• WORK TO BE COMPLETED
Each line of the data must be given back verbatim, with pictures removed.

• GIVEN RECORDS
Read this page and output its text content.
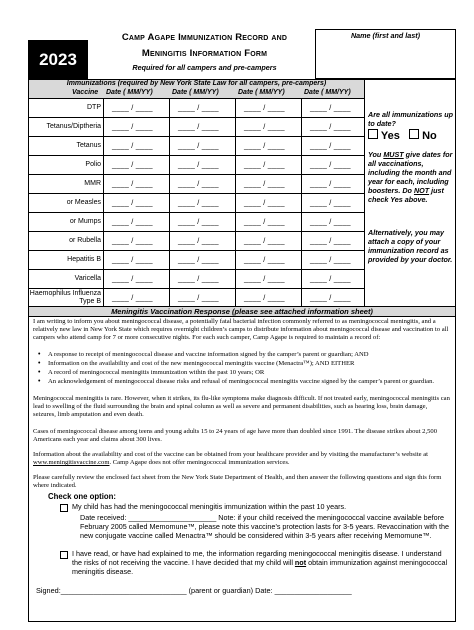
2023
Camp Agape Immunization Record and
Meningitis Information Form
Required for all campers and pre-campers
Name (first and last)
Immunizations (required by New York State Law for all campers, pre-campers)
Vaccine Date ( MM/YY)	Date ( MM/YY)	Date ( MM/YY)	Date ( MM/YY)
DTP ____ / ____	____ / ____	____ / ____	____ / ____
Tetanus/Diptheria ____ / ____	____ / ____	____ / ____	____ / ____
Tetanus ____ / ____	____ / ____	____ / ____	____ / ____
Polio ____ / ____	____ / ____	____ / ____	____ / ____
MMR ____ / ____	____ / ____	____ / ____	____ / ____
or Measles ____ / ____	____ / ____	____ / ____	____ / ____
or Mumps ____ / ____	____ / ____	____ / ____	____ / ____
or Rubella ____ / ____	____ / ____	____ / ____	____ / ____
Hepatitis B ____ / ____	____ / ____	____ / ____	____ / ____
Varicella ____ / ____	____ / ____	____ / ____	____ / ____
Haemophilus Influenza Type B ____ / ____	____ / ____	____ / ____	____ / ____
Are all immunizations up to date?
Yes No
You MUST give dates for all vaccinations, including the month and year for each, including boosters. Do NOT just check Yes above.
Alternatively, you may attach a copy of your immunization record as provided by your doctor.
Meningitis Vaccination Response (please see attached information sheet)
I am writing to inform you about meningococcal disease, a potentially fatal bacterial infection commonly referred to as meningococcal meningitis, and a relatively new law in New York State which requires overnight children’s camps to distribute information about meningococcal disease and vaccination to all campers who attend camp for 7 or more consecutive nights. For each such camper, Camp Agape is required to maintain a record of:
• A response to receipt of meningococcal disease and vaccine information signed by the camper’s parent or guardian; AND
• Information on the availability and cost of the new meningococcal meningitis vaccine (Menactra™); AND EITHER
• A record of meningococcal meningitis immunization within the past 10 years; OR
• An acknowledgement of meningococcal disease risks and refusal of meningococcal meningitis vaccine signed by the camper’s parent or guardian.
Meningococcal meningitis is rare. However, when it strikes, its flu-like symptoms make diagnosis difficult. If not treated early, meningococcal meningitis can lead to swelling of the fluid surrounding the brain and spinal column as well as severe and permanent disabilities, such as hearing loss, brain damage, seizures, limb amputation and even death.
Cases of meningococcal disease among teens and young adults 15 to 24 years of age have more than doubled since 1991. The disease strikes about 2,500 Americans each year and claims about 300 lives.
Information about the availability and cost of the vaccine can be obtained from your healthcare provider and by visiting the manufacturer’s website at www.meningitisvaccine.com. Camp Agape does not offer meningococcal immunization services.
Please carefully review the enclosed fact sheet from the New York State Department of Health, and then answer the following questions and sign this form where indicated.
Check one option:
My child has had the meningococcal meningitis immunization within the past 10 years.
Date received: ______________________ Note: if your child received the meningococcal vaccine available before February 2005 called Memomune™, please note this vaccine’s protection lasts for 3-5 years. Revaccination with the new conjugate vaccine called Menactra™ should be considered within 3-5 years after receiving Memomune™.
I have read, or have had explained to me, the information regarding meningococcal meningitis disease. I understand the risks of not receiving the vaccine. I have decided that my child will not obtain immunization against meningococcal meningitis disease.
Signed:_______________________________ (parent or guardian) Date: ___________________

• RESPONSE BOX
Read this page and output its text content.
2023
Camp Agape Immunization Record and
Meningitis Information Form
Required for all campers and pre-campers
Name (first and last)
Immunizations (required by New York State Law for all campers, pre-campers)
Vaccine Date ( MM/YY)	Date ( MM/YY)	Date ( MM/YY)	Date ( MM/YY)
DTP ____ / ____	____ / ____	____ / ____	____ / ____
Tetanus/Diptheria ____ / ____	____ / ____	____ / ____	____ / ____
Tetanus ____ / ____	____ / ____	____ / ____	____ / ____
Polio ____ / ____	____ / ____	____ / ____	____ / ____
MMR ____ / ____	____ / ____	____ / ____	____ / ____
or Measles ____ / ____	____ / ____	____ / ____	____ / ____
or Mumps ____ / ____	____ / ____	____ / ____	____ / ____
or Rubella ____ / ____	____ / ____	____ / ____	____ / ____
Hepatitis B ____ / ____	____ / ____	____ / ____	____ / ____
Varicella ____ / ____	____ / ____	____ / ____	____ / ____
Haemophilus Influenza Type B ____ / ____	____ / ____	____ / ____	____ / ____
Are all immunizations up to date?
Yes No
You MUST give dates for all vaccinations, including the month and year for each, including boosters. Do NOT just check Yes above.
Alternatively, you may attach a copy of your immunization record as provided by your doctor.
Meningitis Vaccination Response (please see attached information sheet)
I am writing to inform you about meningococcal disease, a potentially fatal bacterial infection commonly referred to as meningococcal meningitis, and a relatively new law in New York State which requires overnight children’s camps to distribute information about meningococcal disease and vaccination to all campers who attend camp for 7 or more consecutive nights. For each such camper, Camp Agape is required to maintain a record of:
• A response to receipt of meningococcal disease and vaccine information signed by the camper’s parent or guardian; AND
• Information on the availability and cost of the new meningococcal meningitis vaccine (Menactra™); AND EITHER
• A record of meningococcal meningitis immunization within the past 10 years; OR
• An acknowledgement of meningococcal disease risks and refusal of meningococcal meningitis vaccine signed by the camper’s parent or guardian.
Meningococcal meningitis is rare. However, when it strikes, its flu-like symptoms make diagnosis difficult. If not treated early, meningococcal meningitis can lead to swelling of the fluid surrounding the brain and spinal column as well as severe and permanent disabilities, such as hearing loss, brain damage, seizures, limb amputation and even death.
Cases of meningococcal disease among teens and young adults 15 to 24 years of age have more than doubled since 1991. The disease strikes about 2,500 Americans each year and claims about 300 lives.
Information about the availability and cost of the vaccine can be obtained from your healthcare provider and by visiting the manufacturer’s website at www.meningitisvaccine.com. Camp Agape does not offer meningococcal immunization services.
Please carefully review the enclosed fact sheet from the New York State Department of Health, and then answer the following questions and sign this form where indicated.
Check one option:
My child has had the meningococcal meningitis immunization within the past 10 years.
Date received: ______________________ Note: if your child received the meningococcal vaccine available before February 2005 called Memomune™, please note this vaccine’s protection lasts for 3-5 years. Revaccination with the new conjugate vaccine called Menactra™ should be considered within 3-5 years after receiving Memomune™.
I have read, or have had explained to me, the information regarding meningococcal meningitis disease. I understand the risks of not receiving the vaccine. I have decided that my child will not obtain immunization against meningococcal meningitis disease.
Signed:_______________________________ (parent or guardian) Date: ___________________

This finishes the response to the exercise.